## START THE DATA

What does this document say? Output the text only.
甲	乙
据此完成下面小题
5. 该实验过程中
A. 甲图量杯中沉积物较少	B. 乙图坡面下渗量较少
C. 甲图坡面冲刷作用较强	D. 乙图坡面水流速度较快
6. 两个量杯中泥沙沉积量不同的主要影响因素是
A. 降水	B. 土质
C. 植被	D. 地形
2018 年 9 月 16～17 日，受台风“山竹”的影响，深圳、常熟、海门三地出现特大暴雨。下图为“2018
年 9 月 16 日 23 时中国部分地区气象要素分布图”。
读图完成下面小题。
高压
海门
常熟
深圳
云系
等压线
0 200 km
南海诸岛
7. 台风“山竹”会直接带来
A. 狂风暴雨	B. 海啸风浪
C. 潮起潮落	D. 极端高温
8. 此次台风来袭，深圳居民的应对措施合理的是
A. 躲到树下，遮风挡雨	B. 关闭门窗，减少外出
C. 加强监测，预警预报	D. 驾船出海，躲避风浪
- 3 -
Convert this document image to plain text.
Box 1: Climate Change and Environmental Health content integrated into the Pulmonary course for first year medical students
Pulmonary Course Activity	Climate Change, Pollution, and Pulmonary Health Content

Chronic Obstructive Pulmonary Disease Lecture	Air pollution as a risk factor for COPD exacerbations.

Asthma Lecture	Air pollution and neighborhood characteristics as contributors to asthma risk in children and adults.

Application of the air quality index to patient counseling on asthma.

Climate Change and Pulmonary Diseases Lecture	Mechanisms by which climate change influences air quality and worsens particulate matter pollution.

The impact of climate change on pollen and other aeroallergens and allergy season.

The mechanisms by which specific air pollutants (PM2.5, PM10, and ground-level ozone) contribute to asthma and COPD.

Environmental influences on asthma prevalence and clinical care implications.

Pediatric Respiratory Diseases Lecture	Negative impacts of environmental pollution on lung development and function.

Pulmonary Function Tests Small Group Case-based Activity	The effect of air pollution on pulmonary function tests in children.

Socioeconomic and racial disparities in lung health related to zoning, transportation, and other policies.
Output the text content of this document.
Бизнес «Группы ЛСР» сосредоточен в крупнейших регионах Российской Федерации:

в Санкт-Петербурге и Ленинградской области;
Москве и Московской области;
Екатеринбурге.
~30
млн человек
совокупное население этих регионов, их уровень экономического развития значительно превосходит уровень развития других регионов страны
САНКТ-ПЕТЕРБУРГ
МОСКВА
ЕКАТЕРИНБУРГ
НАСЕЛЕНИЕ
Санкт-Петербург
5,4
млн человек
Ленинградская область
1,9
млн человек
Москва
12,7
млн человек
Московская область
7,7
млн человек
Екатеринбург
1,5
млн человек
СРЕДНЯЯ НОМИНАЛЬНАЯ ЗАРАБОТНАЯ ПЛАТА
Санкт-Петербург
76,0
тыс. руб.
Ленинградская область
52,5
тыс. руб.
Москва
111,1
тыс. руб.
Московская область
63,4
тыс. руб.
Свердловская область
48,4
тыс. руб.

## END THE DATA

▸ **WHAT YOU SHOULD DO**
Copy out exactly the lines from the line with "Output the text content of this document." to the end of the listing, including both of those lines, and give nothing else.

▸ **TASK ANSWER**
Output the text content of this document.
Бизнес «Группы ЛСР» сосредоточен в крупнейших регионах Российской Федерации:

в Санкт-Петербурге и Ленинградской области;
Москве и Московской области;
Екатеринбурге.
~30
млн человек
совокупное население этих регионов, их уровень экономического развития значительно превосходит уровень развития других регионов страны
САНКТ-ПЕТЕРБУРГ
МОСКВА
ЕКАТЕРИНБУРГ
НАСЕЛЕНИЕ
Санкт-Петербург
5,4
млн человек
Ленинградская область
1,9
млн человек
Москва
12,7
млн человек
Московская область
7,7
млн человек
Екатеринбург
1,5
млн человек
СРЕДНЯЯ НОМИНАЛЬНАЯ ЗАРАБОТНАЯ ПЛАТА
Санкт-Петербург
76,0
тыс. руб.
Ленинградская область
52,5
тыс. руб.
Москва
111,1
тыс. руб.
Московская область
63,4
тыс. руб.
Свердловская область
48,4
тыс. руб.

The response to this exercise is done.